[Task] Where does the word "JSON" appear in the entries below? Copy each line that holds it.

[Data for review]
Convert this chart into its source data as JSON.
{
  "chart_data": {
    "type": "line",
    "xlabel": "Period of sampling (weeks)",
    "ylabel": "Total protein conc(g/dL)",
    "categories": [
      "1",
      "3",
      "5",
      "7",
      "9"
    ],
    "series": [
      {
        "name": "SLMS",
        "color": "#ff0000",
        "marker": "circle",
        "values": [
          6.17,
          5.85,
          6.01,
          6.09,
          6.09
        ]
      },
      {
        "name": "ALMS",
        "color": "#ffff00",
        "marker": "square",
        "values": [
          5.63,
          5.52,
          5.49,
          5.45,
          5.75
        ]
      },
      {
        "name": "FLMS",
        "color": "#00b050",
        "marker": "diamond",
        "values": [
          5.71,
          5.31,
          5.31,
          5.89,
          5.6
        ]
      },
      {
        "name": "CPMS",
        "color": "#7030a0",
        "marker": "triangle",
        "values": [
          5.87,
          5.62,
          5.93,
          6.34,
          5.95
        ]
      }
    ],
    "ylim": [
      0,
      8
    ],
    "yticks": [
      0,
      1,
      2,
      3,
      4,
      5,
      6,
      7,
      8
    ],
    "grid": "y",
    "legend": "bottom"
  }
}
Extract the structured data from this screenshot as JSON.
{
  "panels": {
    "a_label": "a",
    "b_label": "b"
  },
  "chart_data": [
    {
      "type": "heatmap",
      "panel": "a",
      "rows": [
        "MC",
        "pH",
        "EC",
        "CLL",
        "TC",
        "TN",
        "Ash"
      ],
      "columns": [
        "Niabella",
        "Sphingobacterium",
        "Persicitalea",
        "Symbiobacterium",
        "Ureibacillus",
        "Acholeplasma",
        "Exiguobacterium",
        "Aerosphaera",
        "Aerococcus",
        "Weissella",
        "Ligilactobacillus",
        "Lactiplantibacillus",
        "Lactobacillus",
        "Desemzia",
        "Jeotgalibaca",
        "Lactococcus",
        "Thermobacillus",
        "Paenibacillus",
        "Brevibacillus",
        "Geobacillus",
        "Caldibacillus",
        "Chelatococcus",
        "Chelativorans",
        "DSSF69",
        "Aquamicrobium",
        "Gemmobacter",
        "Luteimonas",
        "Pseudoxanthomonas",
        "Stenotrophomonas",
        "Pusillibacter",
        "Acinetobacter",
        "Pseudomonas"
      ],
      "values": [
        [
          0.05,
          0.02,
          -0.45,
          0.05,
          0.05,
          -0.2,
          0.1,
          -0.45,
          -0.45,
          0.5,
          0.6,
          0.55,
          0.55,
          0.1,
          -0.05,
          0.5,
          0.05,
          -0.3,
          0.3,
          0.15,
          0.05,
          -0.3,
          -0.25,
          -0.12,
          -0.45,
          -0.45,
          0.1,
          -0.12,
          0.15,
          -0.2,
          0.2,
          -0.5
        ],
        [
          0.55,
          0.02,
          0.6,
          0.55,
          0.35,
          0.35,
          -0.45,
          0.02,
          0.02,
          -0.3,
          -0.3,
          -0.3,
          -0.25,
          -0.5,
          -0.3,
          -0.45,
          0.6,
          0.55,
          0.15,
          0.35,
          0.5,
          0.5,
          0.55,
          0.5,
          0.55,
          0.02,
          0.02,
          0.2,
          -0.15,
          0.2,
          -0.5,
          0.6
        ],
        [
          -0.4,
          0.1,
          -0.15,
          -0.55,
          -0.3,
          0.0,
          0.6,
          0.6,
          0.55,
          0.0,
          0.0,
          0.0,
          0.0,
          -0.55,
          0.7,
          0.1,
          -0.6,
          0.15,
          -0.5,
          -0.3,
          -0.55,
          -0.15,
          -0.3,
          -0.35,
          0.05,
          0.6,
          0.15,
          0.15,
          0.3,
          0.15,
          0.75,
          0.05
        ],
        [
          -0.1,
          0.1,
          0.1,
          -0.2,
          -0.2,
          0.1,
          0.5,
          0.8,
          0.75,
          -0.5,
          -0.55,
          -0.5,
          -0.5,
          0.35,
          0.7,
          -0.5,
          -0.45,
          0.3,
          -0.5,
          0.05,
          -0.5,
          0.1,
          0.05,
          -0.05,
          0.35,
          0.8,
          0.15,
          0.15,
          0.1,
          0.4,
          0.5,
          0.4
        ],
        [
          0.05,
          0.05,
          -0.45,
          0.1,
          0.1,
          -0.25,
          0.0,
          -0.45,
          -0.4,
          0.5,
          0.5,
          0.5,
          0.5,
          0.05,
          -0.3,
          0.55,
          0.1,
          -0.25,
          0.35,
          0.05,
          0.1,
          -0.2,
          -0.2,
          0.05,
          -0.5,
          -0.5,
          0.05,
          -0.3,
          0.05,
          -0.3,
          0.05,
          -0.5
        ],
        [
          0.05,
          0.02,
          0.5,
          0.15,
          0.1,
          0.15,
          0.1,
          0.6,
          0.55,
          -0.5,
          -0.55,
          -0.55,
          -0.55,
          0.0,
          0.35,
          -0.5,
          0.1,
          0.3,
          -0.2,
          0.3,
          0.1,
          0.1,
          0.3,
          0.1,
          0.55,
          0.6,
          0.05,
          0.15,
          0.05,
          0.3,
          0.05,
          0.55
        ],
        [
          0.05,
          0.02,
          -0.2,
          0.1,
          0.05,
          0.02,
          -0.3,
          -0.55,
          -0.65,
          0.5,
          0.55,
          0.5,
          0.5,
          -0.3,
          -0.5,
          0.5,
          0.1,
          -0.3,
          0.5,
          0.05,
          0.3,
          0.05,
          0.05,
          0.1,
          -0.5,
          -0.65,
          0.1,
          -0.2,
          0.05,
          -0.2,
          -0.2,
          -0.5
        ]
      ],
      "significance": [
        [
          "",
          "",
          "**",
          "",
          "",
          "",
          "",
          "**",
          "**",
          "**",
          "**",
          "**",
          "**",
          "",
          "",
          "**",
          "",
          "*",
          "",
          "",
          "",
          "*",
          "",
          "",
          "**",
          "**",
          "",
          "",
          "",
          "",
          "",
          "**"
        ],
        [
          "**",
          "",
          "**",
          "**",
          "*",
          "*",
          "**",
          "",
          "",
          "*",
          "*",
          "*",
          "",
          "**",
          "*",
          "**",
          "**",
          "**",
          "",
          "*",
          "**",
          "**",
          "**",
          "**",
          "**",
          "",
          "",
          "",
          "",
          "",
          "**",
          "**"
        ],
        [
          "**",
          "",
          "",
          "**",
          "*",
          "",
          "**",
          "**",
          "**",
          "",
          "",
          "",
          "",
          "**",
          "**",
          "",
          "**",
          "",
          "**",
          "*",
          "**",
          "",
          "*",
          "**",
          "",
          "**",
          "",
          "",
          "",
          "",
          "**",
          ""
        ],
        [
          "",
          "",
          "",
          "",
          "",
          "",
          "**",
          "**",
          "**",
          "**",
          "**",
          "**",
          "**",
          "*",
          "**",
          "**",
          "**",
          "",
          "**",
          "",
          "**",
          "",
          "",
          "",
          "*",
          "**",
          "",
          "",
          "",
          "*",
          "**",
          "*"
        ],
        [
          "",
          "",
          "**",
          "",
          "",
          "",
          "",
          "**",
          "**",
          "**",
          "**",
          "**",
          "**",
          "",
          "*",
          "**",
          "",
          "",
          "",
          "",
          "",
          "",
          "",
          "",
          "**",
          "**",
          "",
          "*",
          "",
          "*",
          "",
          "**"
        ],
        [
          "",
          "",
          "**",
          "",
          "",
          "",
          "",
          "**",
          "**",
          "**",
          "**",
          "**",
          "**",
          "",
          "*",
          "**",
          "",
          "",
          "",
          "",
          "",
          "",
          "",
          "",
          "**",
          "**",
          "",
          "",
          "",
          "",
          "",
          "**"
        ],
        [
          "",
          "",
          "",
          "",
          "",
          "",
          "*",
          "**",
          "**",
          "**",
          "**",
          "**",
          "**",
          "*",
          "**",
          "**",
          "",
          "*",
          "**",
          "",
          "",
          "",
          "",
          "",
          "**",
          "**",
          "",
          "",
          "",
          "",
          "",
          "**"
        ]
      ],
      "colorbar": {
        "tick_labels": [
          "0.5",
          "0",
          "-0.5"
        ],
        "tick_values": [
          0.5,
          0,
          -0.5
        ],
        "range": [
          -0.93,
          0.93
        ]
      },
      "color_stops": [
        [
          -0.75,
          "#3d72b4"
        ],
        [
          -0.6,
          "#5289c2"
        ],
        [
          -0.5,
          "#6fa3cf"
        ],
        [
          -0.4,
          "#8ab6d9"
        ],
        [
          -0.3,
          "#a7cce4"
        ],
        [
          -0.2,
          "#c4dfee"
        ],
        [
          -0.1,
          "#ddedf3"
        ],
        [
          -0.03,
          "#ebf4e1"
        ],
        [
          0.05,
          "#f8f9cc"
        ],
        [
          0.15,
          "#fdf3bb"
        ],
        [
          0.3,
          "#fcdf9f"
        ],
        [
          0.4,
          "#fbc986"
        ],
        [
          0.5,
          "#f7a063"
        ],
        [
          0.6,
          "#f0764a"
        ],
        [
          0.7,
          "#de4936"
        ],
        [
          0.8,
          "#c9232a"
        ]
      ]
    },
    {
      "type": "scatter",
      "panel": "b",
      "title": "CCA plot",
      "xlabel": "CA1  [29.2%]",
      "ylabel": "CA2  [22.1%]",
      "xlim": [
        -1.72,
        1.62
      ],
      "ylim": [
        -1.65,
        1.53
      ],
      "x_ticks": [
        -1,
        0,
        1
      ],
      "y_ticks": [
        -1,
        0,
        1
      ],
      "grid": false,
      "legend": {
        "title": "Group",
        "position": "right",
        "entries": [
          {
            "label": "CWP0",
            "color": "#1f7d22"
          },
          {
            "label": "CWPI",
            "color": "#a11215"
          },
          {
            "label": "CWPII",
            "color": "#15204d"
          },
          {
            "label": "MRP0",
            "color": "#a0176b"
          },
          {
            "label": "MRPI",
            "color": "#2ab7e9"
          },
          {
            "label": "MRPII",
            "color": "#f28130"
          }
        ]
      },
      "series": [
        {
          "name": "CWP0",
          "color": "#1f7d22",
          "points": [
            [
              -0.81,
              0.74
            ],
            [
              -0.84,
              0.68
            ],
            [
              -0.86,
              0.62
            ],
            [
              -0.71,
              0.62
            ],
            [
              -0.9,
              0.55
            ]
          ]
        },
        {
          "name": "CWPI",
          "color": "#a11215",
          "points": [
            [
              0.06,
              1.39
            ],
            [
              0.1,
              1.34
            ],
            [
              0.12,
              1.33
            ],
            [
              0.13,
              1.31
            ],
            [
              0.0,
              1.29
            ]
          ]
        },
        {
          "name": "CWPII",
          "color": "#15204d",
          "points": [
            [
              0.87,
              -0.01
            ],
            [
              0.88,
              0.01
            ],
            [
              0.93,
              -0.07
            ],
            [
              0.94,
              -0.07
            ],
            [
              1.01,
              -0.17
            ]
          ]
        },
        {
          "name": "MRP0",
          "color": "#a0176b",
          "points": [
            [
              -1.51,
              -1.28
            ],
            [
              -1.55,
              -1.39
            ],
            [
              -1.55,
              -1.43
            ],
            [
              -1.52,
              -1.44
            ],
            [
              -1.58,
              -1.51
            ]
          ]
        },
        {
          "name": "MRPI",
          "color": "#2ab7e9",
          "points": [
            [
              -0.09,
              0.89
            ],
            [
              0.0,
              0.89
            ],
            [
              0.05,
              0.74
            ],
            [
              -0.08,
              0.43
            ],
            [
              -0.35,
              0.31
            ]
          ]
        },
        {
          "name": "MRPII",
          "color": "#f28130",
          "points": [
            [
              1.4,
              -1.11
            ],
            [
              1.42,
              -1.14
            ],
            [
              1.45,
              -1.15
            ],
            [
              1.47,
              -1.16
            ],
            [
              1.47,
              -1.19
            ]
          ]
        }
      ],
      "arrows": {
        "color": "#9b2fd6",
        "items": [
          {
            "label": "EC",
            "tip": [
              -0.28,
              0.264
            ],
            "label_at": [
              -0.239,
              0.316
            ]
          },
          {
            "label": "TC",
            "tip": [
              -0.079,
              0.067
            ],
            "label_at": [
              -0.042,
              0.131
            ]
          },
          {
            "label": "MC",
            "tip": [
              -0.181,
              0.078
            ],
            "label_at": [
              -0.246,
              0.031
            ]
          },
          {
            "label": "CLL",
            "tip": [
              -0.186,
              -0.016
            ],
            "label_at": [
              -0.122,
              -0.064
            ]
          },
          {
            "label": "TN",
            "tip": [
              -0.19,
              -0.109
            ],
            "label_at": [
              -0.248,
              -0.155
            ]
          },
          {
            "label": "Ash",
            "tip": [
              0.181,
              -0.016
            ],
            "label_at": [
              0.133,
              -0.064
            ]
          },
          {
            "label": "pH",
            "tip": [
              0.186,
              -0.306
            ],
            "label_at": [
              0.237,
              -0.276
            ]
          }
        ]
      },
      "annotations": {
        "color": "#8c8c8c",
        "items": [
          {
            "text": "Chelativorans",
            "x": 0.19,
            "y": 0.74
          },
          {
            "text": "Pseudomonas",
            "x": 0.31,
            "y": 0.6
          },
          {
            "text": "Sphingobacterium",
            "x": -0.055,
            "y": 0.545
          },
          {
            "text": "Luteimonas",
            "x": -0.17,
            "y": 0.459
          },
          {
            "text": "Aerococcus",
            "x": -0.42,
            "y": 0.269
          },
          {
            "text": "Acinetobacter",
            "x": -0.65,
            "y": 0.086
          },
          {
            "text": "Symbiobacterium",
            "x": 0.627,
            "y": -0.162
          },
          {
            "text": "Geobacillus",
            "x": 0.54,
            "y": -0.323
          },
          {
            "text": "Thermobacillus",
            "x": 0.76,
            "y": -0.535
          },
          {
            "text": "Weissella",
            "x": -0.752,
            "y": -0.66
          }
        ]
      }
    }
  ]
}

[Problem solution]
Convert this chart into its source data as JSON.
Extract the structured data from this screenshot as JSON.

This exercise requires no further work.